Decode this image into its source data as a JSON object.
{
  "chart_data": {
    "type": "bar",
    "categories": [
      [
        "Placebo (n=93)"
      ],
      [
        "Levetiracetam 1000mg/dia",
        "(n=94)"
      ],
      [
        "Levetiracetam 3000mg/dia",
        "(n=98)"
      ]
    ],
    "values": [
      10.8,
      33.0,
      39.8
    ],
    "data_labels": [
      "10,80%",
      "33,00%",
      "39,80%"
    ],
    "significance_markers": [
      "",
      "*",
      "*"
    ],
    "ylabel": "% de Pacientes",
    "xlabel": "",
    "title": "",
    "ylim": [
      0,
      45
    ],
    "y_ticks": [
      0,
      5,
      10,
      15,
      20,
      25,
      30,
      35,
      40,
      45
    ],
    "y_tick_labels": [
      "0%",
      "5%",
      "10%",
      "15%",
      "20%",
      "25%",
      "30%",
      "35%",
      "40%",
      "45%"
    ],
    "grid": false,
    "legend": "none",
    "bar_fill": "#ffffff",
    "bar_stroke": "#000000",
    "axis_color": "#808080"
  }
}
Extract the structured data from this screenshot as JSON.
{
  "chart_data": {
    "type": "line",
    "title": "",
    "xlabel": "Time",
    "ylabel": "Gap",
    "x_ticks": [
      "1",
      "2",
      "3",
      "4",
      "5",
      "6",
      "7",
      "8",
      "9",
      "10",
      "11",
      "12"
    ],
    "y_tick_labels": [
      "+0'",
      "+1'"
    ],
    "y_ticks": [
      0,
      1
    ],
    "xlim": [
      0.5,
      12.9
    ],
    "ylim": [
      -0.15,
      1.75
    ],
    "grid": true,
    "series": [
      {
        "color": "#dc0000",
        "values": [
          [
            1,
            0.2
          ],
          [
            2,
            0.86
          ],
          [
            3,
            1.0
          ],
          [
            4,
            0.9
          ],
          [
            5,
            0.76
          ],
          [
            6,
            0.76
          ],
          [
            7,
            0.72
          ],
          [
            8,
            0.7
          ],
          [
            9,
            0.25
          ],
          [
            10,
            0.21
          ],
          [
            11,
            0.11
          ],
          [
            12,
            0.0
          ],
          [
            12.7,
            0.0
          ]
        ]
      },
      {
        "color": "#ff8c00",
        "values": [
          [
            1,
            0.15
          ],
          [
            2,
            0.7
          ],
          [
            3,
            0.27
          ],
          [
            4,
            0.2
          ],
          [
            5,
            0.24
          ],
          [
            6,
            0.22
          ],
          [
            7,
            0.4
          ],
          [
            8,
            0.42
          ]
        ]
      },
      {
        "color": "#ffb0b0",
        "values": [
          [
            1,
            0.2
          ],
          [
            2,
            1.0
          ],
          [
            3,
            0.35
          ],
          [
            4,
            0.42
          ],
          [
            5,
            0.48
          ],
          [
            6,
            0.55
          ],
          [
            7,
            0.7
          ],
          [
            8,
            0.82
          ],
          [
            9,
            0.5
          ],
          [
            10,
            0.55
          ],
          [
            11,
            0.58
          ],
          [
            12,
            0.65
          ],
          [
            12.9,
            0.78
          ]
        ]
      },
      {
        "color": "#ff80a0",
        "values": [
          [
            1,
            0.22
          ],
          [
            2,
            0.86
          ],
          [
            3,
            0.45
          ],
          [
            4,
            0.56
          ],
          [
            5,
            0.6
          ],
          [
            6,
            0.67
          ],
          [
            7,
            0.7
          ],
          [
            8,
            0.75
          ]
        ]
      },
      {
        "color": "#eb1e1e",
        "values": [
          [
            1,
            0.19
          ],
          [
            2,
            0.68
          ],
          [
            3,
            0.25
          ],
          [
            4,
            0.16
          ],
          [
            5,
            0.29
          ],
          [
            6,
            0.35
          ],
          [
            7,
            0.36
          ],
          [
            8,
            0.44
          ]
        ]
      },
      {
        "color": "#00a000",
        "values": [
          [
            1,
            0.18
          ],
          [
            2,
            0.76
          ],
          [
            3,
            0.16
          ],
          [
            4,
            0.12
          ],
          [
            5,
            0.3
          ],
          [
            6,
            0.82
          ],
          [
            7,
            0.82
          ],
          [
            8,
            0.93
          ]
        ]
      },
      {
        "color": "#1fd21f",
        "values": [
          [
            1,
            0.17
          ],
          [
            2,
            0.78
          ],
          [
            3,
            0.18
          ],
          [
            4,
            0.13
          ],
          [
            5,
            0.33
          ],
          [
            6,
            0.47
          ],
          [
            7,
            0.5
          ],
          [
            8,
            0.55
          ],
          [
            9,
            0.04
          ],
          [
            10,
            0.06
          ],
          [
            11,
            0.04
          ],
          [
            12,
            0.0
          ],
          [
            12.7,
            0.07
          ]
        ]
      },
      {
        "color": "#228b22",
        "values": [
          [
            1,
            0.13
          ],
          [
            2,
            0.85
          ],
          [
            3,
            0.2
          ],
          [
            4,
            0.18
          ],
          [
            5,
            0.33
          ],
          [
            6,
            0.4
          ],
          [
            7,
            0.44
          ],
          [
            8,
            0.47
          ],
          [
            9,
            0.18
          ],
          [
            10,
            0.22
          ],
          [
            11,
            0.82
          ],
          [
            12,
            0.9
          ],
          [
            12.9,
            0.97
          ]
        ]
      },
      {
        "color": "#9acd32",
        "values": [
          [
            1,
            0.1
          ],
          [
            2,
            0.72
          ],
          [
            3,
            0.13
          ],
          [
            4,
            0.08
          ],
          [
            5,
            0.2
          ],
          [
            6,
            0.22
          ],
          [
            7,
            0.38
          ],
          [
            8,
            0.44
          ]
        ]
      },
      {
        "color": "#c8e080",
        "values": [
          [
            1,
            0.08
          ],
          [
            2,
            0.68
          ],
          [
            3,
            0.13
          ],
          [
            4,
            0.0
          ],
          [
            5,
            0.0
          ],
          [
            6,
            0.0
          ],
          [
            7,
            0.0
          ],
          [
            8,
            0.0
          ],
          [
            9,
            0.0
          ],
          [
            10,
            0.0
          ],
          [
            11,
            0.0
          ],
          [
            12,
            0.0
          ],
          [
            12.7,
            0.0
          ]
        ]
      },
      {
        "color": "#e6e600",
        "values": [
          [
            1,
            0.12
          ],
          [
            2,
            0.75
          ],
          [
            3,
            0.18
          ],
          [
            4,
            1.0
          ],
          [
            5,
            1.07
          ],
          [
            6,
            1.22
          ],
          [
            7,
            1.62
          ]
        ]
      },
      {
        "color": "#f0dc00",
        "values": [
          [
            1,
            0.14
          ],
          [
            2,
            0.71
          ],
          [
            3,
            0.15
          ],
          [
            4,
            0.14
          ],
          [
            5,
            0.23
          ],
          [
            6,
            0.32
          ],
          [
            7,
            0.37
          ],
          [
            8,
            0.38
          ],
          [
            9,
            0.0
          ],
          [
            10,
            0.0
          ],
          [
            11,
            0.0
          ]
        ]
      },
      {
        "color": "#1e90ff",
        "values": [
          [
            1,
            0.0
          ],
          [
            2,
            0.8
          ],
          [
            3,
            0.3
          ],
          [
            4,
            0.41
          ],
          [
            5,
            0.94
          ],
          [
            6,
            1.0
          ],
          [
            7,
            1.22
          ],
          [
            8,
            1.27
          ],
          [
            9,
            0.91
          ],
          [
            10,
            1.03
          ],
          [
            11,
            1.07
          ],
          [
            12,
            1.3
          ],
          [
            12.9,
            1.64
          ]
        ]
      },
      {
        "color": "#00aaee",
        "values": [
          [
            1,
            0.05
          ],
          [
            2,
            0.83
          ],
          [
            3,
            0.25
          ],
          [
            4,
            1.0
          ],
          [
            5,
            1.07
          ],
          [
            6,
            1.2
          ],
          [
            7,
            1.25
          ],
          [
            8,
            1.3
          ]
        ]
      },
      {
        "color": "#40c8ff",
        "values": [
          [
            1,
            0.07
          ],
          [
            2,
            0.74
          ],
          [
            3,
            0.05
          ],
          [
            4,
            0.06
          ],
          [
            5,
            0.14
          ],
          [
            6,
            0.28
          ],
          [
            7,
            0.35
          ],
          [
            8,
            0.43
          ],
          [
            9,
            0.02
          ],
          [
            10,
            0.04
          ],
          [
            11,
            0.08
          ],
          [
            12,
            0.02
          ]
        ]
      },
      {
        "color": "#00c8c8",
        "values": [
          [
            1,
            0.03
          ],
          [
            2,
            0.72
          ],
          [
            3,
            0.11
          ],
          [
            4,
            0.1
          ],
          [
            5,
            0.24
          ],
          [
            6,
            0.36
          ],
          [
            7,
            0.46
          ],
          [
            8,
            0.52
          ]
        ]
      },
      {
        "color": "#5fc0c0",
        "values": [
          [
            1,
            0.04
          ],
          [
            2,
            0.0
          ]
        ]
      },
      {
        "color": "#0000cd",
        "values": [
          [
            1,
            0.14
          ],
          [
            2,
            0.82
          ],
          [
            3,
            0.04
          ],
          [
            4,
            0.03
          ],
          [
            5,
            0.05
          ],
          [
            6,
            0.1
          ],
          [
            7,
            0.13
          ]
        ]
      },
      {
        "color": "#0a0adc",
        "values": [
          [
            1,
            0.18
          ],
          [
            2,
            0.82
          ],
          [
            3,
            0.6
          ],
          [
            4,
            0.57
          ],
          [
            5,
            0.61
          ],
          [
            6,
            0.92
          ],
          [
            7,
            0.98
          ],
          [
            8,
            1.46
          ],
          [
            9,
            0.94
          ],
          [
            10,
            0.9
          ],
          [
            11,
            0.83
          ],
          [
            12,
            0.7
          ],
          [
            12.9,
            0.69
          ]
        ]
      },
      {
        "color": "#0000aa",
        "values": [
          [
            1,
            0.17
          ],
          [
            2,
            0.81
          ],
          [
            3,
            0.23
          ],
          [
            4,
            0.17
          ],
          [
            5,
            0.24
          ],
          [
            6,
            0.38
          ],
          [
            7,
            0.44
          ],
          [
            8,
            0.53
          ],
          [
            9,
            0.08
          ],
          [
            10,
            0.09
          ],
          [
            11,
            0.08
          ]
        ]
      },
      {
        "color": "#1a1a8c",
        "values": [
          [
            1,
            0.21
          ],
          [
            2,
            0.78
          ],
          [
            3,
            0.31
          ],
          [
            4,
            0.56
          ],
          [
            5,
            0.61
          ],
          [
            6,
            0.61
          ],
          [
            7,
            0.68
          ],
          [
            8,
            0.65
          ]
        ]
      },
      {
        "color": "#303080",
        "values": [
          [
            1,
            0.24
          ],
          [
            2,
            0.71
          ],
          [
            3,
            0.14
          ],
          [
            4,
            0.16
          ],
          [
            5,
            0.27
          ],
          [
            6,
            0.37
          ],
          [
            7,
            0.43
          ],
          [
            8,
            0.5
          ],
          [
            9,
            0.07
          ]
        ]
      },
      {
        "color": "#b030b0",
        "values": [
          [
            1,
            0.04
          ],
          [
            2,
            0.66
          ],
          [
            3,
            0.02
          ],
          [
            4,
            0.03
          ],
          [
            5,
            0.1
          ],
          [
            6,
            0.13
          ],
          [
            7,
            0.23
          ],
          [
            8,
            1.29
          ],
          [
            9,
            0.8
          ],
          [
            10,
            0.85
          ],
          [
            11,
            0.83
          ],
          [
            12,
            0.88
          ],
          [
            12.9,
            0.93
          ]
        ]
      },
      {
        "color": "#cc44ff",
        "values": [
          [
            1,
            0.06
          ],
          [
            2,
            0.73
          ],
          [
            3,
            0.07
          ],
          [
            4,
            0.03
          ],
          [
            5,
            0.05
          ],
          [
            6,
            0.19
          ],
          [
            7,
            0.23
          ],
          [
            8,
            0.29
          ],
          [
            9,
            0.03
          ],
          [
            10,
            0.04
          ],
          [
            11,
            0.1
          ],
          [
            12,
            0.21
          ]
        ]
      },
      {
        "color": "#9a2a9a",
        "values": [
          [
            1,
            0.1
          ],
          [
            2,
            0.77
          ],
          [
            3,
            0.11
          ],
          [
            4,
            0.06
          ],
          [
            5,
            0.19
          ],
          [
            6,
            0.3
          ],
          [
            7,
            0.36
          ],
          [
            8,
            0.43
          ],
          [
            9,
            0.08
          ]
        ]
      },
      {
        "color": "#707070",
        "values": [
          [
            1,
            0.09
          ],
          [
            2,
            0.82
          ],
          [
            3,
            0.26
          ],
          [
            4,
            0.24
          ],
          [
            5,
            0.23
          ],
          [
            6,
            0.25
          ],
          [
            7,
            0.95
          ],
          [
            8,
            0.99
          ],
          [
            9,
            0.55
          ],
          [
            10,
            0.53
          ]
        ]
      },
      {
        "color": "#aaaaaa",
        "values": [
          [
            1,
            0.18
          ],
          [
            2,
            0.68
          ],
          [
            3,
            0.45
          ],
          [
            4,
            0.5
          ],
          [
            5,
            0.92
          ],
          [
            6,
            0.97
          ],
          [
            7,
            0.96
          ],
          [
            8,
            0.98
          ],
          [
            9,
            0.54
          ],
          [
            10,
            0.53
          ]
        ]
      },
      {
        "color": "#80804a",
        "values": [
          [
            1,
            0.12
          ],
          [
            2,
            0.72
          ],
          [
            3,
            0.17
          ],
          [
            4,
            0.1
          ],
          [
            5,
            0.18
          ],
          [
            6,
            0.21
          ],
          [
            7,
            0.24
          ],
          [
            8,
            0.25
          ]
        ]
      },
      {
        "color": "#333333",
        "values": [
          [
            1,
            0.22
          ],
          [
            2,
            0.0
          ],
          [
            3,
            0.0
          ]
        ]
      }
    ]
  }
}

━━━━━━

» Problem to work on
Lines in the records that hold the word "Levetiracetam" are to be counted; give only the total.

» Final result
2